▶ _Given instruction_: Count lines holding the word "ffffff". Only the number is wanted.

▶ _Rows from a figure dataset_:
* * *

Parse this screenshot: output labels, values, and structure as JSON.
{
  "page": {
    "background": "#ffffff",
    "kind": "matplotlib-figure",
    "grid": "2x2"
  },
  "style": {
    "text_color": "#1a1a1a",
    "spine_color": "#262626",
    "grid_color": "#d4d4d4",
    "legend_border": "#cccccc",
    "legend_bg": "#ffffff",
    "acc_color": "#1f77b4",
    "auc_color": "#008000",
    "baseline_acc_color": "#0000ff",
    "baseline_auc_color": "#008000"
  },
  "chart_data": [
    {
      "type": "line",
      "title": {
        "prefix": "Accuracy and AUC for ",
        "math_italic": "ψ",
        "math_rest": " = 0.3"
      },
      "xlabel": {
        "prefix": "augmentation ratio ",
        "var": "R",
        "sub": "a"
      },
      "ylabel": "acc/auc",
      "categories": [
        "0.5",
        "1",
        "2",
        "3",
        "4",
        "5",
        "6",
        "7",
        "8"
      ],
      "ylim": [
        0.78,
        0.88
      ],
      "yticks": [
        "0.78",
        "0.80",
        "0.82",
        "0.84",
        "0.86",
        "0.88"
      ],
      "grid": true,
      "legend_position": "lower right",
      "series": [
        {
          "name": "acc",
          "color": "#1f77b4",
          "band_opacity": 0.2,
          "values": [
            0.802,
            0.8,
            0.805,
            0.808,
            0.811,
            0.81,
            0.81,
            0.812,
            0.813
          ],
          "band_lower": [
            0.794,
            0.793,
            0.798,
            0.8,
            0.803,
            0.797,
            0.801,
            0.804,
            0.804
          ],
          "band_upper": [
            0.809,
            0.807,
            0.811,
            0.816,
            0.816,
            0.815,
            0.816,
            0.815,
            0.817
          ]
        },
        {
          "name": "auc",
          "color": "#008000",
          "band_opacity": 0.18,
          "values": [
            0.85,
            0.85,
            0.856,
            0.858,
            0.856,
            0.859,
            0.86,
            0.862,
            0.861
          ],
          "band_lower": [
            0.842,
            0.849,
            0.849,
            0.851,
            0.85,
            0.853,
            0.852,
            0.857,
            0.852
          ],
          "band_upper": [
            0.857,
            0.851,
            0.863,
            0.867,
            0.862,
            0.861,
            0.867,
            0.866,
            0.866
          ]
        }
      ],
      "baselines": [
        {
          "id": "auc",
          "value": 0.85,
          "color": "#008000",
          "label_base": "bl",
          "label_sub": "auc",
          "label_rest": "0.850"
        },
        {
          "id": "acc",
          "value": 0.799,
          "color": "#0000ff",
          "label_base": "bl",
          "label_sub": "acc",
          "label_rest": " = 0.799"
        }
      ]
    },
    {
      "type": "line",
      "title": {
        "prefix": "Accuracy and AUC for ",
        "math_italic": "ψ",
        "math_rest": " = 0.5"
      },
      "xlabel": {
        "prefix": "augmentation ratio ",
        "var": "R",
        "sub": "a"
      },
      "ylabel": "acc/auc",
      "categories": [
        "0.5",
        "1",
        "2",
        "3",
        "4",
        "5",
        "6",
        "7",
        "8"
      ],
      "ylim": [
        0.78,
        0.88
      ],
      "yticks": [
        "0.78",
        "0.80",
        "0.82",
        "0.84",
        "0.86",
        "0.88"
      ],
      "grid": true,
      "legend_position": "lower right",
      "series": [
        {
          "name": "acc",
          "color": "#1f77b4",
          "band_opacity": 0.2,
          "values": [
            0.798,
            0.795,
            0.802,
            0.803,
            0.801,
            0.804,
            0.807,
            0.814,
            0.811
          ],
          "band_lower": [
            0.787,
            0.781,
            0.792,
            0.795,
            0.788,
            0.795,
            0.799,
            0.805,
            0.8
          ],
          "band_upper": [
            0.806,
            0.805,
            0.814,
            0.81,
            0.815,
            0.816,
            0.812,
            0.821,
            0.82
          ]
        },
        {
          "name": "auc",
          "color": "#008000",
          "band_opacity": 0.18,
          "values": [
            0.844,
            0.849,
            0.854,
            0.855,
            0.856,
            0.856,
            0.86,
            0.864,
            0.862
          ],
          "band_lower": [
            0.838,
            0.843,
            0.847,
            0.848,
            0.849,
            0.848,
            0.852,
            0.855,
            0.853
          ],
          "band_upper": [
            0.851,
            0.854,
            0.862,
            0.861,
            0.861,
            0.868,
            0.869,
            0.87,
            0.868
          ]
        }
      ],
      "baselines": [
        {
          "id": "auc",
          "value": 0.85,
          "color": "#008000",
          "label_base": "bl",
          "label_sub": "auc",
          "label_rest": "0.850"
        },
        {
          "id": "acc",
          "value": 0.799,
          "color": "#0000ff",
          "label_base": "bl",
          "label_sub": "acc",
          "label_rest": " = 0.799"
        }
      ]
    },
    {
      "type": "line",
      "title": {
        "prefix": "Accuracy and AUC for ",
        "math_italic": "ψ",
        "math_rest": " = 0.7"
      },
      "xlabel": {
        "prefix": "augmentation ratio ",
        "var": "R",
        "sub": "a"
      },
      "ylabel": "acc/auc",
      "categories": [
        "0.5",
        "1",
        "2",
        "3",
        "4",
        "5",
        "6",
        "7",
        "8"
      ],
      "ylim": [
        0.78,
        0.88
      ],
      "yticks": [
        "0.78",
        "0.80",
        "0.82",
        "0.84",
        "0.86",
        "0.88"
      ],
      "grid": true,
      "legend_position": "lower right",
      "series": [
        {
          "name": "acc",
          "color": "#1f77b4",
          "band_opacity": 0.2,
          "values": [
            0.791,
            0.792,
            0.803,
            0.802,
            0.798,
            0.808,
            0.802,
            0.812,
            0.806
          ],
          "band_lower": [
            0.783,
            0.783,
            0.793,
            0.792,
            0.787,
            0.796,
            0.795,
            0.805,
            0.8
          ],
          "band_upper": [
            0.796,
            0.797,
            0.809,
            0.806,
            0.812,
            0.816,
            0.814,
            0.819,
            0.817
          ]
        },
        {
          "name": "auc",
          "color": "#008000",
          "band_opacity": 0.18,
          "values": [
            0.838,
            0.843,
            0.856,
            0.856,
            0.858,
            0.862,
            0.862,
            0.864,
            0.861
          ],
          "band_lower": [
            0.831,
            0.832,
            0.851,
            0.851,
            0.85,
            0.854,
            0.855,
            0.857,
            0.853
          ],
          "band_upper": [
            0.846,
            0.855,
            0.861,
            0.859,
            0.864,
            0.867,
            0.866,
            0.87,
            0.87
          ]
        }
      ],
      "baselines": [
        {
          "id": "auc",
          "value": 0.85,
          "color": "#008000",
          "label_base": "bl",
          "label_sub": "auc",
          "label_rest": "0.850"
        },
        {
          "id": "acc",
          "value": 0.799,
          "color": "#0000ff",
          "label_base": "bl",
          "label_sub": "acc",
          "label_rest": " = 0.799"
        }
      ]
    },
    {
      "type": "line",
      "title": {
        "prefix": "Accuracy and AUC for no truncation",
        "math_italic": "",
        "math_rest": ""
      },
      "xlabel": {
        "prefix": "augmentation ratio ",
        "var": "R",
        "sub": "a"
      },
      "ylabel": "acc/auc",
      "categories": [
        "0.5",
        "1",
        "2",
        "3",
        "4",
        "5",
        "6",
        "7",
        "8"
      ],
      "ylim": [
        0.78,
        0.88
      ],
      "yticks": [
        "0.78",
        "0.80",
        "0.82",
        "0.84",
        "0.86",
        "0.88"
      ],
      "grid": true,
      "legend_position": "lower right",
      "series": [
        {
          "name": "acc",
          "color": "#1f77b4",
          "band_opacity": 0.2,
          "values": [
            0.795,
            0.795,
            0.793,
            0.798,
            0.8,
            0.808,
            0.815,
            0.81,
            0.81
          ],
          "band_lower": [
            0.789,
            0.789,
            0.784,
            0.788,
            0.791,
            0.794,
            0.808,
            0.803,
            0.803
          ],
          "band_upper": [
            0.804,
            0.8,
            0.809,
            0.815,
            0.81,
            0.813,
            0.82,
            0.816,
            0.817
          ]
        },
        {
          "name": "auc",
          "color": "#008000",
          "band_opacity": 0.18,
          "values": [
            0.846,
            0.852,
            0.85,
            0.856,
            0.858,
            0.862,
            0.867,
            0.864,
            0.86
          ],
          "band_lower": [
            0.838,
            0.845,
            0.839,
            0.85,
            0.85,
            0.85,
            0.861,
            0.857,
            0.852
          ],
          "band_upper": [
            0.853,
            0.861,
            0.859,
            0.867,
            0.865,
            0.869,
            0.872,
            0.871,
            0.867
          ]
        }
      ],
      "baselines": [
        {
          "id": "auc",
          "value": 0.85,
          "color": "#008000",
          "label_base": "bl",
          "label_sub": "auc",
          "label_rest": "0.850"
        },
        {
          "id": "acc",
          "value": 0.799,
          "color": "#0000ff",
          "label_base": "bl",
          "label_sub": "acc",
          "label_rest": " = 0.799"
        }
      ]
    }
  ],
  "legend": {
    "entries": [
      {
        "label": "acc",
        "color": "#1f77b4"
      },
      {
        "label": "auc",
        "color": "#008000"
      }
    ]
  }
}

* * *

▶ _Output for this exercise_: 2